Please revise the lines from the line with "x-tick-label: 15:45 <box>141" up to and including the line with "x-tick-label: 15:45 <box>567 298", changing "Counts/sec" to "counts per second" and keeping everything else the same. Give only those lines.

Spatial layout data

§ §

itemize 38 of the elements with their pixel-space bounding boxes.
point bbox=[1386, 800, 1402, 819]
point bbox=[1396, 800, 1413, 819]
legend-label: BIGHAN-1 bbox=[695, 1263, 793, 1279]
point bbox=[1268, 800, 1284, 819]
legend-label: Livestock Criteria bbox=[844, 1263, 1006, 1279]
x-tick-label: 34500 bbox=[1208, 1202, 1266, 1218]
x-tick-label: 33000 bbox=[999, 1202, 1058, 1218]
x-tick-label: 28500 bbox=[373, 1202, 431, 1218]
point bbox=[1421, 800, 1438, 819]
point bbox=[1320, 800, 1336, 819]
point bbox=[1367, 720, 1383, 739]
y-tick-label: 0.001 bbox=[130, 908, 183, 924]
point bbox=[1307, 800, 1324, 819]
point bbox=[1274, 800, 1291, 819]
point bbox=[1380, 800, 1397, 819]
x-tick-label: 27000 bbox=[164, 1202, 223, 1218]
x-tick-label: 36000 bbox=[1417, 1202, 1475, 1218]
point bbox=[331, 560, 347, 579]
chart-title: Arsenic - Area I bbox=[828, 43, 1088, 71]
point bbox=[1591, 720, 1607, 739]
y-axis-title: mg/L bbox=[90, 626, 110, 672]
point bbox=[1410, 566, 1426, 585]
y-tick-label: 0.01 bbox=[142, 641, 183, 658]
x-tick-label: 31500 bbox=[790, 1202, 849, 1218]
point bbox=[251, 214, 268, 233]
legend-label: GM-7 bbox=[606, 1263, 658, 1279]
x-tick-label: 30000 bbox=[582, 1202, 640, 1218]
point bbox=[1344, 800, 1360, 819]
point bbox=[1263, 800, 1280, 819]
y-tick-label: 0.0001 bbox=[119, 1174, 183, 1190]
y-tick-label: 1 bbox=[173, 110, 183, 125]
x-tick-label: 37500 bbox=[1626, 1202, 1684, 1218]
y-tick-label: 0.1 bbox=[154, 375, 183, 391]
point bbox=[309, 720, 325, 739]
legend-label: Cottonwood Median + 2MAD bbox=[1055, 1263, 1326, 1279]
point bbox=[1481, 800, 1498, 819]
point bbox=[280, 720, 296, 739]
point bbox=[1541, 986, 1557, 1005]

§ §

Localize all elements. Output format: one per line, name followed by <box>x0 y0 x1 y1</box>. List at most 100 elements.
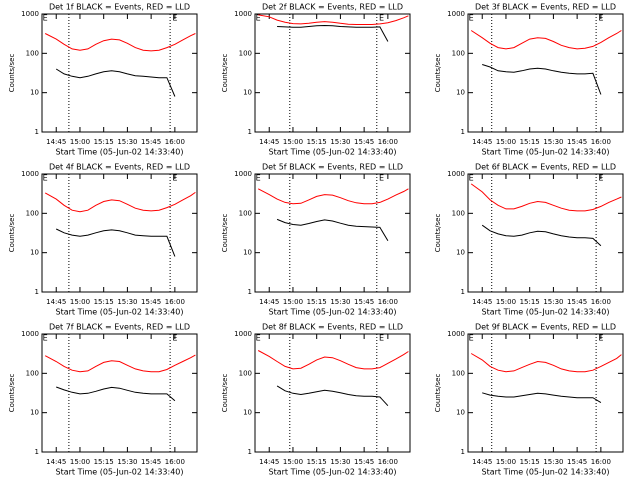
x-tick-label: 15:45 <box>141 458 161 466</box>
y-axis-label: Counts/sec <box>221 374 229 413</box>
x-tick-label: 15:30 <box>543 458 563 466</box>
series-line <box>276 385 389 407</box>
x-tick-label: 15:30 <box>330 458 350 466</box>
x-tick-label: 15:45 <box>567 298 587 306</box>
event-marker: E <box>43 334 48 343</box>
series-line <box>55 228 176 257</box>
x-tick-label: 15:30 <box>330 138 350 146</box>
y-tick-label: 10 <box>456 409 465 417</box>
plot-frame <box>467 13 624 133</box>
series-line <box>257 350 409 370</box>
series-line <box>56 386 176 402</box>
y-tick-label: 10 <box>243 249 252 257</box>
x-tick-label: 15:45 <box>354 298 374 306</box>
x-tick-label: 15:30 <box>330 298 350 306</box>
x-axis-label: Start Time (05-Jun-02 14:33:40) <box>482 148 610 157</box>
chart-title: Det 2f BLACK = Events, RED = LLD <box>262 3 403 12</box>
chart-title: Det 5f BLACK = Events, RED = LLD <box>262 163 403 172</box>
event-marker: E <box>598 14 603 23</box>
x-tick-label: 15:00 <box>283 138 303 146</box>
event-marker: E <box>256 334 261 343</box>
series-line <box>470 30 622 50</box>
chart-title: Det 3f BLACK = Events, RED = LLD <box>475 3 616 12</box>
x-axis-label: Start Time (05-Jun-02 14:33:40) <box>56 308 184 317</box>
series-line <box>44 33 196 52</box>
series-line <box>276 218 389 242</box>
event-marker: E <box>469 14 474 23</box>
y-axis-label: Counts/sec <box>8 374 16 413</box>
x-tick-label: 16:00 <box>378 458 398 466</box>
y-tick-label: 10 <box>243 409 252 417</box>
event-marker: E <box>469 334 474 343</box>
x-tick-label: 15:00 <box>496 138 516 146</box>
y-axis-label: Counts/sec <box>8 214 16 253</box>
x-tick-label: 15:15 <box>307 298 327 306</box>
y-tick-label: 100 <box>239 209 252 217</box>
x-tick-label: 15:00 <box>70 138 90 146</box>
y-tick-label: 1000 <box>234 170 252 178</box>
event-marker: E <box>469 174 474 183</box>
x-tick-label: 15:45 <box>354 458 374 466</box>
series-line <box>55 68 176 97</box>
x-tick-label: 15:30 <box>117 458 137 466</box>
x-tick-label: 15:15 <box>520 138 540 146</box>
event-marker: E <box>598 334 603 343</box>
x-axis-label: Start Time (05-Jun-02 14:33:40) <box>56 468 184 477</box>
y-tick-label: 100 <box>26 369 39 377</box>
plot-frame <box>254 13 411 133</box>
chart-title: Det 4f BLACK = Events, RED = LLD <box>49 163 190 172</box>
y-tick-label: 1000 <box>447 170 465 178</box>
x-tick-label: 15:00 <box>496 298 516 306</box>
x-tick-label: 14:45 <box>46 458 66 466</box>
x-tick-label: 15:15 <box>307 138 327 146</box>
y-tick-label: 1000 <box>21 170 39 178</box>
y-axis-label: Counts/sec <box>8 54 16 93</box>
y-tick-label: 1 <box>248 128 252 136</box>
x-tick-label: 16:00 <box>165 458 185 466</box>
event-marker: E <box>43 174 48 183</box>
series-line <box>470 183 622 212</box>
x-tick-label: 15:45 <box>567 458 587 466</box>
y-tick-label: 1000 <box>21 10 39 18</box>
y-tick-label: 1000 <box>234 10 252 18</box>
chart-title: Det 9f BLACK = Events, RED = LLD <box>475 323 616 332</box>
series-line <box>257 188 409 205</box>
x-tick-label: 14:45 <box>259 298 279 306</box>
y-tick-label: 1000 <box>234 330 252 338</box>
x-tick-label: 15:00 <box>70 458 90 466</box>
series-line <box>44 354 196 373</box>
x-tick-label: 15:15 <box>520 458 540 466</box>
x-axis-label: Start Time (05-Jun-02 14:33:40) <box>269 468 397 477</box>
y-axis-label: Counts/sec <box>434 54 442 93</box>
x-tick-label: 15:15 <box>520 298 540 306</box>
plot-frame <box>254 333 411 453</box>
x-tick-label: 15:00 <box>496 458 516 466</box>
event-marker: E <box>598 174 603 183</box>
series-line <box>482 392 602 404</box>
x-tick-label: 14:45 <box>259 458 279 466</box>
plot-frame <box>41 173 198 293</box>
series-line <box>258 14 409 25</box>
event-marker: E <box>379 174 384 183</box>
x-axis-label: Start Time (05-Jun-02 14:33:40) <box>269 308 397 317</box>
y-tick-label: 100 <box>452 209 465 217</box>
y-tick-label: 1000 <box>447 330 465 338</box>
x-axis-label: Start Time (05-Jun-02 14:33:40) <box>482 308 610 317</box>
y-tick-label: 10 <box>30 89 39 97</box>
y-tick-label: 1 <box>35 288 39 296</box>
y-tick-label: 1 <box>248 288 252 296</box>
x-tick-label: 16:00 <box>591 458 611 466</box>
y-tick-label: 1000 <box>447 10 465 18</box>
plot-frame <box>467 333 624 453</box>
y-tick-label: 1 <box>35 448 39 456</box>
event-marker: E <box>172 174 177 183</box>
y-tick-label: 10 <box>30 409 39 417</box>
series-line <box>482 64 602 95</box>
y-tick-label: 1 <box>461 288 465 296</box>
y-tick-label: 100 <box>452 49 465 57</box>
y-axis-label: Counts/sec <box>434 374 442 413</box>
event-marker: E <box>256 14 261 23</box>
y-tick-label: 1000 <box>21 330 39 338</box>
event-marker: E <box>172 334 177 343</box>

§ §

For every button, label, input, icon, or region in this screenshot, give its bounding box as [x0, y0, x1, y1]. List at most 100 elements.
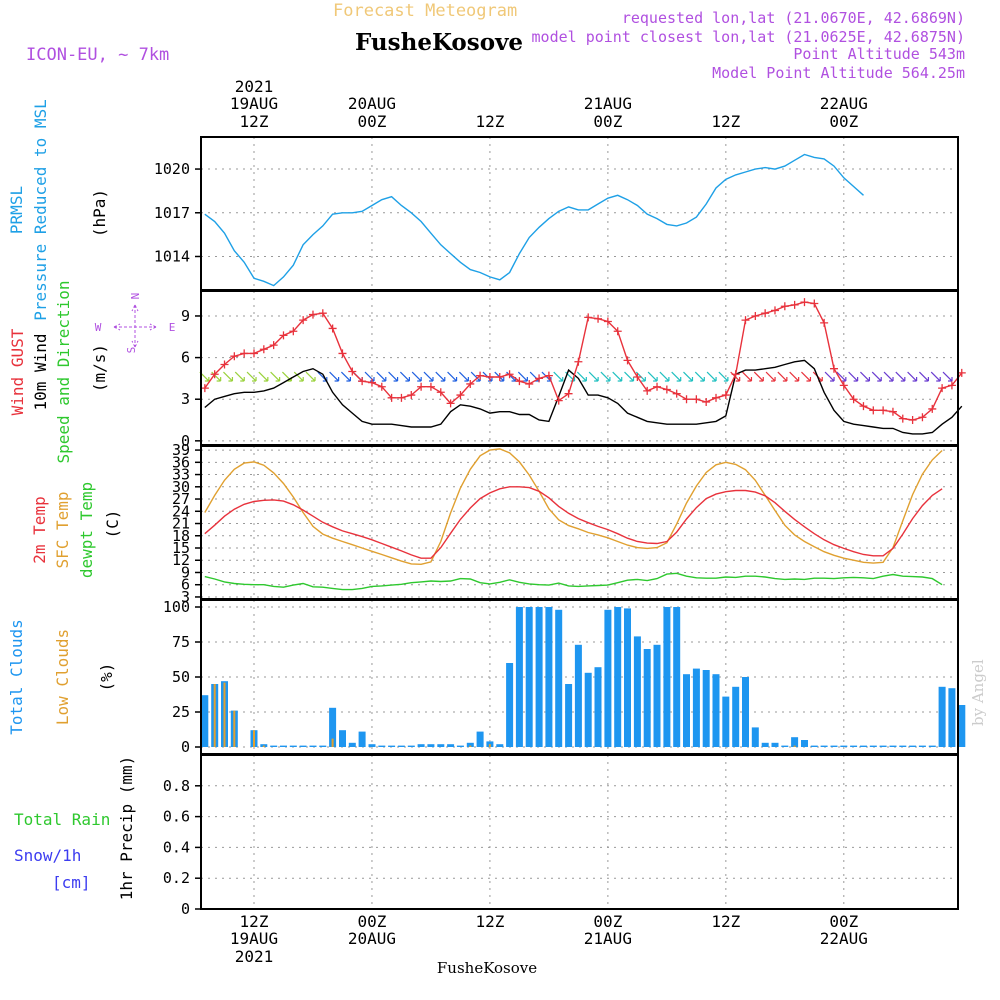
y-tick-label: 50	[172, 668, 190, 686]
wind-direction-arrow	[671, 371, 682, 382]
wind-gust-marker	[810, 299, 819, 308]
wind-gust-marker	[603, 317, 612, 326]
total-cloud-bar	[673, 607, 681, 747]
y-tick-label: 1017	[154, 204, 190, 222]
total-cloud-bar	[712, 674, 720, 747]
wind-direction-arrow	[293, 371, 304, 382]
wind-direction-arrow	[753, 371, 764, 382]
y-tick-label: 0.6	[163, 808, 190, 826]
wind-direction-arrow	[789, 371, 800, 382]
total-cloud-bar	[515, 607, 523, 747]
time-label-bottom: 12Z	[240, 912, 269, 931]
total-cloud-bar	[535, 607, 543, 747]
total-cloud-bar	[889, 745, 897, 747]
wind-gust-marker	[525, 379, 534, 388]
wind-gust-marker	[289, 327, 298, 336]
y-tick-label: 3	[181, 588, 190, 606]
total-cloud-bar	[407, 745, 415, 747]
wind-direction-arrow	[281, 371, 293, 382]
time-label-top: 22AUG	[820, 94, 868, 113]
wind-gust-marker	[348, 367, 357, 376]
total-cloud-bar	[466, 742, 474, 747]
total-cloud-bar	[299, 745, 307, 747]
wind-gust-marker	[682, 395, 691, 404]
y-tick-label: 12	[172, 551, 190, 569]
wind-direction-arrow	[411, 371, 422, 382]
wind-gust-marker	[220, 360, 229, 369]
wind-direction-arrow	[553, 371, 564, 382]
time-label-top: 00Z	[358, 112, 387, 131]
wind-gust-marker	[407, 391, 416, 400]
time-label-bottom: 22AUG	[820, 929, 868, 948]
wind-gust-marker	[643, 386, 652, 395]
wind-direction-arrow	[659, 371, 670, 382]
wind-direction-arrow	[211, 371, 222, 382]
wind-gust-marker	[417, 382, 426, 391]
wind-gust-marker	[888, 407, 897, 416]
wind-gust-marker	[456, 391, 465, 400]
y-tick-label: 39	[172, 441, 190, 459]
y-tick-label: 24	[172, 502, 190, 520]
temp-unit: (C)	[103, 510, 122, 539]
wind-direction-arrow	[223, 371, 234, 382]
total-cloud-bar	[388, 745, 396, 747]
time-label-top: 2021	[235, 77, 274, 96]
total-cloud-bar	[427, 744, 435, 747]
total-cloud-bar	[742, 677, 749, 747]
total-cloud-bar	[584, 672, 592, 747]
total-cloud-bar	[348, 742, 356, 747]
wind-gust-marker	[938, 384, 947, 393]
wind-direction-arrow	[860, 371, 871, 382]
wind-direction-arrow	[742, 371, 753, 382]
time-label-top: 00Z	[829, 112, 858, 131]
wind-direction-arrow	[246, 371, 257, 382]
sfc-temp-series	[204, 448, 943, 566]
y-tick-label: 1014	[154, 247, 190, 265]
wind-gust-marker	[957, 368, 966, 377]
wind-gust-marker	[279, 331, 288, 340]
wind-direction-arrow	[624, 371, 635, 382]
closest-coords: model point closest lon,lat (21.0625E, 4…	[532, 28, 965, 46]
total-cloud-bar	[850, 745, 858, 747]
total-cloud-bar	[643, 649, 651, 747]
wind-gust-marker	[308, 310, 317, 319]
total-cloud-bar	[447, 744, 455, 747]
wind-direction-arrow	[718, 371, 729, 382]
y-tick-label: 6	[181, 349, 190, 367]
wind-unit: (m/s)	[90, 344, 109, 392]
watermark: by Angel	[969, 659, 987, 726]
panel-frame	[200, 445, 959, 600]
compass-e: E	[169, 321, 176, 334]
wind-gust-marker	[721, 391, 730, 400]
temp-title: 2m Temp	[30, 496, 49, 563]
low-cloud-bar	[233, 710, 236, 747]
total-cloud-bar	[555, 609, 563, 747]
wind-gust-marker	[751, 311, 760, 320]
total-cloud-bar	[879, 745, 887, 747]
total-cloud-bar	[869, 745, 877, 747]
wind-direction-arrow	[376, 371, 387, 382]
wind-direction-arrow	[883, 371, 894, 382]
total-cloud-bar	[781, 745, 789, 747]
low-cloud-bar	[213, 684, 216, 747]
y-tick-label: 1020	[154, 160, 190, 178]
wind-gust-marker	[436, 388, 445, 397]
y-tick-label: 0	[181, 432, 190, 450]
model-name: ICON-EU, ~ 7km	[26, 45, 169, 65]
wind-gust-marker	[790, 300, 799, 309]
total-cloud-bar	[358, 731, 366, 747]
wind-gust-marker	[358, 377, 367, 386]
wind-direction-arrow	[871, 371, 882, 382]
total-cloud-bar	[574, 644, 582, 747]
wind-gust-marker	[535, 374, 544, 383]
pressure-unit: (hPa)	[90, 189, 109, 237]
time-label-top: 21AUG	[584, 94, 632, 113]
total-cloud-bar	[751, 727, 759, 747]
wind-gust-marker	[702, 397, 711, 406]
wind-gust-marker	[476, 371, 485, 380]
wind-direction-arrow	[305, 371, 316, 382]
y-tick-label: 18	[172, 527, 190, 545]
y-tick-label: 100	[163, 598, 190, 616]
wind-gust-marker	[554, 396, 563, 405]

§ §

Worked solution >>
x-tick-label: 15:45 <box>141 458 161 466</box>
y-axis-label: counts per second <box>221 374 229 413</box>
x-tick-label: 15:30 <box>543 458 563 466</box>
series-line <box>276 385 389 407</box>
x-tick-label: 15:30 <box>330 458 350 466</box>
x-tick-label: 15:45 <box>567 298 587 306</box>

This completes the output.